**WHAT YOU NEED TO DO**
Quote every line of the material beneath this one.

**DATA SUPPLIED**
____
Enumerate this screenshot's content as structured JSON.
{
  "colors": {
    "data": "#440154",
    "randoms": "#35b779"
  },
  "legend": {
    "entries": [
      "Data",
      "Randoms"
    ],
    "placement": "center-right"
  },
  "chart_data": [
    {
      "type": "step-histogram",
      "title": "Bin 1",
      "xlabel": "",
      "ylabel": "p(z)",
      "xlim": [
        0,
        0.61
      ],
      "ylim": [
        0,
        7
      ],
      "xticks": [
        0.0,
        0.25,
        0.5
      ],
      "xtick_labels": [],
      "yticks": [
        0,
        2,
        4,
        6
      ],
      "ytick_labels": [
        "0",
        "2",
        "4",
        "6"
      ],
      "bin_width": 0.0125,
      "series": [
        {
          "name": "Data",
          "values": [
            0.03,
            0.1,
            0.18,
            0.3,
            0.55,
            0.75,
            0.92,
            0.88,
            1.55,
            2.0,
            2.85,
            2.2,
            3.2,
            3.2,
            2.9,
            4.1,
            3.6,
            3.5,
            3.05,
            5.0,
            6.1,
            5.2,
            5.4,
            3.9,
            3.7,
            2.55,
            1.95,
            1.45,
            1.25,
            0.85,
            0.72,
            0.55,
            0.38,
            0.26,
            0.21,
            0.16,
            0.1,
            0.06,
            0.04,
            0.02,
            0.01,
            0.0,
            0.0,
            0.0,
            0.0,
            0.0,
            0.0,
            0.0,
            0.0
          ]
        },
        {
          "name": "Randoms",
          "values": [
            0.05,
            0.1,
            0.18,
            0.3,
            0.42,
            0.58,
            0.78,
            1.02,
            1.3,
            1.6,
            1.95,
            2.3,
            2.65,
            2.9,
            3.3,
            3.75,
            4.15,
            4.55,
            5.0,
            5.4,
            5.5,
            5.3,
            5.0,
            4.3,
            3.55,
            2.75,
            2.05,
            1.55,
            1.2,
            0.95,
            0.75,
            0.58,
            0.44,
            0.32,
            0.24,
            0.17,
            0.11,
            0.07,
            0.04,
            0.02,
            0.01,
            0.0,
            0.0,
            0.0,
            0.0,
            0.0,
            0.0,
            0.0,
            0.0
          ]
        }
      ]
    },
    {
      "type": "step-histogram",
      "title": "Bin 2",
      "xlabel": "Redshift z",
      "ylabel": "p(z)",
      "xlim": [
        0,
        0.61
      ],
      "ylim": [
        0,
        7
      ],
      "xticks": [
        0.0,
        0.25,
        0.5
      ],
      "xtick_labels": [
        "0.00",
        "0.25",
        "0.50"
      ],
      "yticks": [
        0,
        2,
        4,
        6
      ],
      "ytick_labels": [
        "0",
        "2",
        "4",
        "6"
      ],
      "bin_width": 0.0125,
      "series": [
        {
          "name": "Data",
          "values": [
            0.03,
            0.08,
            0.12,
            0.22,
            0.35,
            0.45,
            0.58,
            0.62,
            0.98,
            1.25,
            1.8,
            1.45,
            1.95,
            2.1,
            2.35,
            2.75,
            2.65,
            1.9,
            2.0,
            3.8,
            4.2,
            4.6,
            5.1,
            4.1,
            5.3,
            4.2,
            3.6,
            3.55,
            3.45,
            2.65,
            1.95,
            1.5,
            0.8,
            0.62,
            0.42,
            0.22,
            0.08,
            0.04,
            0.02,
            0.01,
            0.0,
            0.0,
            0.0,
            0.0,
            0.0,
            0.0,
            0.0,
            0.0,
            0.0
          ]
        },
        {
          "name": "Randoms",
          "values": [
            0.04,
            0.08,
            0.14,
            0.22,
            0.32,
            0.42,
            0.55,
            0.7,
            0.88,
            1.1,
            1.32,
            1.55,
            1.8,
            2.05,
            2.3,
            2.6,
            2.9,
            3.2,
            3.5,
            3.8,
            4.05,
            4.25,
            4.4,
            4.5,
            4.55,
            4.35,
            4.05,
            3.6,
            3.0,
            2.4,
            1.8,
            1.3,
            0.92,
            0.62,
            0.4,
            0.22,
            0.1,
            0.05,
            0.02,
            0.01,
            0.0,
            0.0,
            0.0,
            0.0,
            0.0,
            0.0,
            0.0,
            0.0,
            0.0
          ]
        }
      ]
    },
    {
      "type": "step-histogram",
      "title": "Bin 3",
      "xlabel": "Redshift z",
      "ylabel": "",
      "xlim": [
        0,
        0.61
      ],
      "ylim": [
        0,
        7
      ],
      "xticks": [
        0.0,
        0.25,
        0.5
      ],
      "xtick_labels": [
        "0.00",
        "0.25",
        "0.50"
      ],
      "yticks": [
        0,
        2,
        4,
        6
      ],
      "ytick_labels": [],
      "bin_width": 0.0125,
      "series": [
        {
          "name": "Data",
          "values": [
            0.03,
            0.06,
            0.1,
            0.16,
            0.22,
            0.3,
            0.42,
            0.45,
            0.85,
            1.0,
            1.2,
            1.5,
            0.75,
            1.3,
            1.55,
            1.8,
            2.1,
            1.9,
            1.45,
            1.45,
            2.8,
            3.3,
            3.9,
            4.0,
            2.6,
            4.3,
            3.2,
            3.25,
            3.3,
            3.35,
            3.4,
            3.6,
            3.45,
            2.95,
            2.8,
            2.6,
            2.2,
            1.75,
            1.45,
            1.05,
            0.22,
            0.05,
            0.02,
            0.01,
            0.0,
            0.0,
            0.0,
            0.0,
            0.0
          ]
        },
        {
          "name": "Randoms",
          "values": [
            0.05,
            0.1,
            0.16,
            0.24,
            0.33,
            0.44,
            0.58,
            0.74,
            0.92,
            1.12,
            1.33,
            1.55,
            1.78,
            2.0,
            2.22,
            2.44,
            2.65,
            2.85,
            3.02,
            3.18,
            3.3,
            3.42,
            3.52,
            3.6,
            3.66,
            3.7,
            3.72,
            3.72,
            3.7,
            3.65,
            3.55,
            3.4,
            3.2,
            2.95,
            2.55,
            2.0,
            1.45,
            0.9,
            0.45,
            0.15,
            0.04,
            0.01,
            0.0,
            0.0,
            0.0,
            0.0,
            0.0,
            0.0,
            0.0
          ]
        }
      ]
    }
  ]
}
____
**WRITTEN RESPONSE**
Enumerate this screenshot's content as structured JSON.
{
  "colors": {
    "data": "#440154",
    "randoms": "#35b779"
  },
  "legend": {
    "entries": [
      "Data",
      "Randoms"
    ],
    "placement": "center-right"
  },
  "chart_data": [
    {
      "type": "step-histogram",
      "title": "Bin 1",
      "xlabel": "",
      "ylabel": "p(z)",
      "xlim": [
        0,
        0.61
      ],
      "ylim": [
        0,
        7
      ],
      "xticks": [
        0.0,
        0.25,
        0.5
      ],
      "xtick_labels": [],
      "yticks": [
        0,
        2,
        4,
        6
      ],
      "ytick_labels": [
        "0",
        "2",
        "4",
        "6"
      ],
      "bin_width": 0.0125,
      "series": [
        {
          "name": "Data",
          "values": [
            0.03,
            0.1,
            0.18,
            0.3,
            0.55,
            0.75,
            0.92,
            0.88,
            1.55,
            2.0,
            2.85,
            2.2,
            3.2,
            3.2,
            2.9,
            4.1,
            3.6,
            3.5,
            3.05,
            5.0,
            6.1,
            5.2,
            5.4,
            3.9,
            3.7,
            2.55,
            1.95,
            1.45,
            1.25,
            0.85,
            0.72,
            0.55,
            0.38,
            0.26,
            0.21,
            0.16,
            0.1,
            0.06,
            0.04,
            0.02,
            0.01,
            0.0,
            0.0,
            0.0,
            0.0,
            0.0,
            0.0,
            0.0,
            0.0
          ]
        },
        {
          "name": "Randoms",
          "values": [
            0.05,
            0.1,
            0.18,
            0.3,
            0.42,
            0.58,
            0.78,
            1.02,
            1.3,
            1.6,
            1.95,
            2.3,
            2.65,
            2.9,
            3.3,
            3.75,
            4.15,
            4.55,
            5.0,
            5.4,
            5.5,
            5.3,
            5.0,
            4.3,
            3.55,
            2.75,
            2.05,
            1.55,
            1.2,
            0.95,
            0.75,
            0.58,
            0.44,
            0.32,
            0.24,
            0.17,
            0.11,
            0.07,
            0.04,
            0.02,
            0.01,
            0.0,
            0.0,
            0.0,
            0.0,
            0.0,
            0.0,
            0.0,
            0.0
          ]
        }
      ]
    },
    {
      "type": "step-histogram",
      "title": "Bin 2",
      "xlabel": "Redshift z",
      "ylabel": "p(z)",
      "xlim": [
        0,
        0.61
      ],
      "ylim": [
        0,
        7
      ],
      "xticks": [
        0.0,
        0.25,
        0.5
      ],
      "xtick_labels": [
        "0.00",
        "0.25",
        "0.50"
      ],
      "yticks": [
        0,
        2,
        4,
        6
      ],
      "ytick_labels": [
        "0",
        "2",
        "4",
        "6"
      ],
      "bin_width": 0.0125,
      "series": [
        {
          "name": "Data",
          "values": [
            0.03,
            0.08,
            0.12,
            0.22,
            0.35,
            0.45,
            0.58,
            0.62,
            0.98,
            1.25,
            1.8,
            1.45,
            1.95,
            2.1,
            2.35,
            2.75,
            2.65,
            1.9,
            2.0,
            3.8,
            4.2,
            4.6,
            5.1,
            4.1,
            5.3,
            4.2,
            3.6,
            3.55,
            3.45,
            2.65,
            1.95,
            1.5,
            0.8,
            0.62,
            0.42,
            0.22,
            0.08,
            0.04,
            0.02,
            0.01,
            0.0,
            0.0,
            0.0,
            0.0,
            0.0,
            0.0,
            0.0,
            0.0,
            0.0
          ]
        },
        {
          "name": "Randoms",
          "values": [
            0.04,
            0.08,
            0.14,
            0.22,
            0.32,
            0.42,
            0.55,
            0.7,
            0.88,
            1.1,
            1.32,
            1.55,
            1.8,
            2.05,
            2.3,
            2.6,
            2.9,
            3.2,
            3.5,
            3.8,
            4.05,
            4.25,
            4.4,
            4.5,
            4.55,
            4.35,
            4.05,
            3.6,
            3.0,
            2.4,
            1.8,
            1.3,
            0.92,
            0.62,
            0.4,
            0.22,
            0.1,
            0.05,
            0.02,
            0.01,
            0.0,
            0.0,
            0.0,
            0.0,
            0.0,
            0.0,
            0.0,
            0.0,
            0.0
          ]
        }
      ]
    },
    {
      "type": "step-histogram",
      "title": "Bin 3",
      "xlabel": "Redshift z",
      "ylabel": "",
      "xlim": [
        0,
        0.61
      ],
      "ylim": [
        0,
        7
      ],
      "xticks": [
        0.0,
        0.25,
        0.5
      ],
      "xtick_labels": [
        "0.00",
        "0.25",
        "0.50"
      ],
      "yticks": [
        0,
        2,
        4,
        6
      ],
      "ytick_labels": [],
      "bin_width": 0.0125,
      "series": [
        {
          "name": "Data",
          "values": [
            0.03,
            0.06,
            0.1,
            0.16,
            0.22,
            0.3,
            0.42,
            0.45,
            0.85,
            1.0,
            1.2,
            1.5,
            0.75,
            1.3,
            1.55,
            1.8,
            2.1,
            1.9,
            1.45,
            1.45,
            2.8,
            3.3,
            3.9,
            4.0,
            2.6,
            4.3,
            3.2,
            3.25,
            3.3,
            3.35,
            3.4,
            3.6,
            3.45,
            2.95,
            2.8,
            2.6,
            2.2,
            1.75,
            1.45,
            1.05,
            0.22,
            0.05,
            0.02,
            0.01,
            0.0,
            0.0,
            0.0,
            0.0,
            0.0
          ]
        },
        {
          "name": "Randoms",
          "values": [
            0.05,
            0.1,
            0.16,
            0.24,
            0.33,
            0.44,
            0.58,
            0.74,
            0.92,
            1.12,
            1.33,
            1.55,
            1.78,
            2.0,
            2.22,
            2.44,
            2.65,
            2.85,
            3.02,
            3.18,
            3.3,
            3.42,
            3.52,
            3.6,
            3.66,
            3.7,
            3.72,
            3.72,
            3.7,
            3.65,
            3.55,
            3.4,
            3.2,
            2.95,
            2.55,
            2.0,
            1.45,
            0.9,
            0.45,
            0.15,
            0.04,
            0.01,
            0.0,
            0.0,
            0.0,
            0.0,
            0.0,
            0.0,
            0.0
          ]
        }
      ]
    }
  ]
}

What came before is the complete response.